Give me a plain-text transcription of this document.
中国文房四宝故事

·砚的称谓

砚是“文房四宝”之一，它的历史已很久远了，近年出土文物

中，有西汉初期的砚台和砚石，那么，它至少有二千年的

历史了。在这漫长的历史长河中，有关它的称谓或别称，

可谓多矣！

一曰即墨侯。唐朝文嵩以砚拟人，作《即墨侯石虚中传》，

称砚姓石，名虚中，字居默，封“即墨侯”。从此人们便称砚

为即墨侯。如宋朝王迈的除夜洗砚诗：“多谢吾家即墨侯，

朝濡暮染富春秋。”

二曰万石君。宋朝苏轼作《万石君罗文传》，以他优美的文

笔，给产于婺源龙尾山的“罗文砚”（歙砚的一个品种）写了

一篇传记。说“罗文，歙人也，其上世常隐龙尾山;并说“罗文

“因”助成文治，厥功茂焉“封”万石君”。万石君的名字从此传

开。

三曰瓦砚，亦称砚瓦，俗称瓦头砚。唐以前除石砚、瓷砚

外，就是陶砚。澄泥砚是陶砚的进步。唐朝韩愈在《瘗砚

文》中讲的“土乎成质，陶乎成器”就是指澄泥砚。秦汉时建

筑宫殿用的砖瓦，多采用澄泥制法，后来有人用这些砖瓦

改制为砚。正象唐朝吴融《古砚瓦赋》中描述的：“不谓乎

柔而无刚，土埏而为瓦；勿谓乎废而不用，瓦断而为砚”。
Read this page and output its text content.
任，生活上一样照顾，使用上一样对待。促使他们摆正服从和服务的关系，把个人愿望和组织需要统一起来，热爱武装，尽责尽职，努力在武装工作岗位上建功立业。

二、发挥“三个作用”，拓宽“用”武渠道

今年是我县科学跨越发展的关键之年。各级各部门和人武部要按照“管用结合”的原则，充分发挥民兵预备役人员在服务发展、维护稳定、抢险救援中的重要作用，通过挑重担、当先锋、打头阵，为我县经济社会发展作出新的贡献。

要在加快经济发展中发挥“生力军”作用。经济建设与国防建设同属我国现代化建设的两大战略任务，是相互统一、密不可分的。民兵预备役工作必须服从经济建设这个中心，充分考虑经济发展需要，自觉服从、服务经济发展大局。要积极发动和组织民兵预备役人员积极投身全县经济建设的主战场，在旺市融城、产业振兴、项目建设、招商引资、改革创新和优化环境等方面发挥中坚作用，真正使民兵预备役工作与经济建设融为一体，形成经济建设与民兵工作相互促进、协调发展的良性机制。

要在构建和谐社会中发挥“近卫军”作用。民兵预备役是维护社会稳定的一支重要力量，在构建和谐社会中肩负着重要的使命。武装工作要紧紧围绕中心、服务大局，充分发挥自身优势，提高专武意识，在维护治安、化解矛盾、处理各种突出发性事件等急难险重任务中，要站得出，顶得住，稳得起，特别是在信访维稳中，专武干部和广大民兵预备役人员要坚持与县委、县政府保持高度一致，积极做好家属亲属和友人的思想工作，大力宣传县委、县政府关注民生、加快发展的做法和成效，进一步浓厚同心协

===============

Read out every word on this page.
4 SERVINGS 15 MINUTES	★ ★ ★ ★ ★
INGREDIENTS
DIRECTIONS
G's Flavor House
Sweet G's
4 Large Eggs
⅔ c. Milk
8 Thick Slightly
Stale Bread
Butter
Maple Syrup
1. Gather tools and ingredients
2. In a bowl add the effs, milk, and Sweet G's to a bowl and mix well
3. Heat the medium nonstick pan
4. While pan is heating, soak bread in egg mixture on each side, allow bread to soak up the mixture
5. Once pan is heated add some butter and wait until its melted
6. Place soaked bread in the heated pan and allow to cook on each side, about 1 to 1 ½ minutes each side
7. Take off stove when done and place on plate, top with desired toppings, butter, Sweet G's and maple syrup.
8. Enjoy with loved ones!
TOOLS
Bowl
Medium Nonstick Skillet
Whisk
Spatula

===============

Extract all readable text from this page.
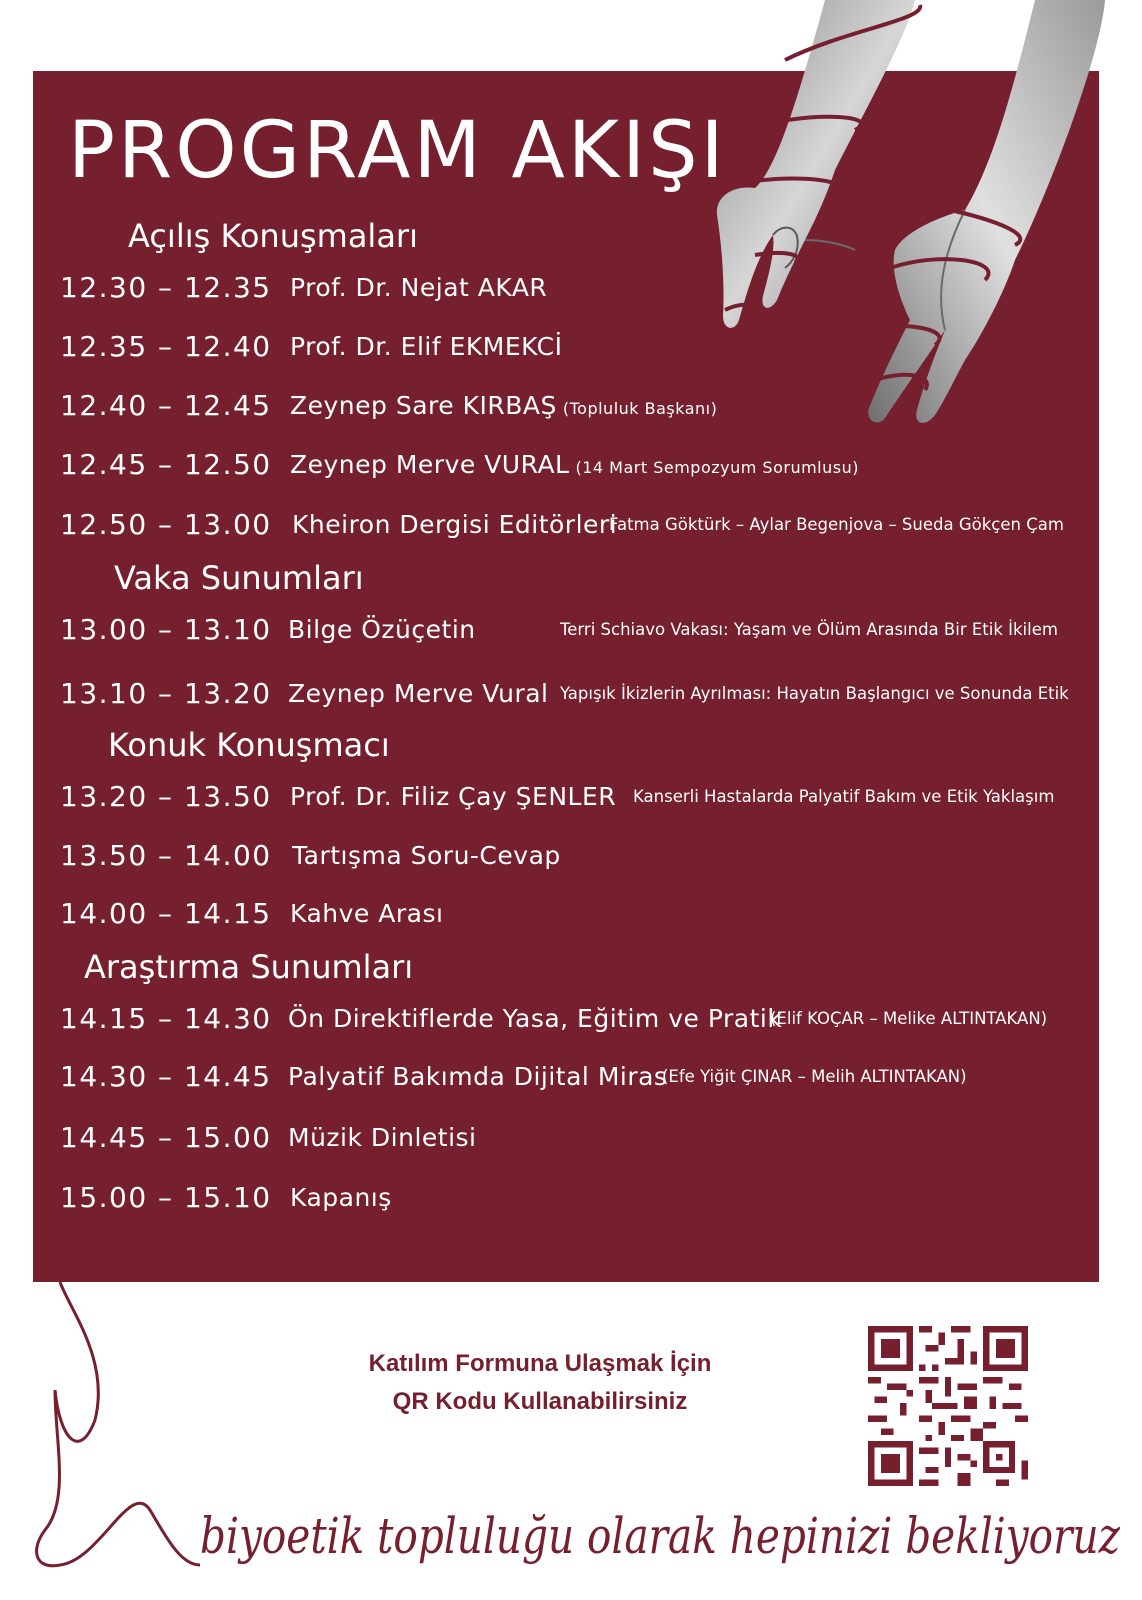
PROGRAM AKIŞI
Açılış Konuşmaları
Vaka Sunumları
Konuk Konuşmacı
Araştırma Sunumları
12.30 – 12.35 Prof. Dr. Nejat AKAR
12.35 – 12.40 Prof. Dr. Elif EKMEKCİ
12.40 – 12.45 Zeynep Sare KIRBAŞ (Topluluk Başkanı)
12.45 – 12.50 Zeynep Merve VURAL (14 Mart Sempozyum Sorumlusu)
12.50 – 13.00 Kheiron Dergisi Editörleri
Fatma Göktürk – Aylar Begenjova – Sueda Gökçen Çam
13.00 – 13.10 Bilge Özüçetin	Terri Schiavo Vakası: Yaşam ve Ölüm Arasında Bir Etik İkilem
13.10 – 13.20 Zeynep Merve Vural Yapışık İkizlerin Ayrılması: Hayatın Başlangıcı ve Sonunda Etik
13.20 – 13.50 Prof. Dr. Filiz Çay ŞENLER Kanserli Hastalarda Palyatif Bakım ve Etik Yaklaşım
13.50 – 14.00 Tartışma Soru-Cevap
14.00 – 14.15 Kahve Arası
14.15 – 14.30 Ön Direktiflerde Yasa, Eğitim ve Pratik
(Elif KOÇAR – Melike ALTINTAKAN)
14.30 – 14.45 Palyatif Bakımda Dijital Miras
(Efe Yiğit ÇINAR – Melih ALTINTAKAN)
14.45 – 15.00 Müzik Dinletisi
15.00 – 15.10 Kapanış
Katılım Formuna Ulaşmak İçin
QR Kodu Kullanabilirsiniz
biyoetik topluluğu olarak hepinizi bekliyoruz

===============

» **AIM OF THE EXERCISE**
Gather, from the listing above, every line carrying the word "Elif".

» **SOLUTION FOR THIS PROBLEM**
12.35 – 12.40 Prof. Dr. Elif EKMEKCİ
(Elif KOÇAR – Melike ALTINTAKAN)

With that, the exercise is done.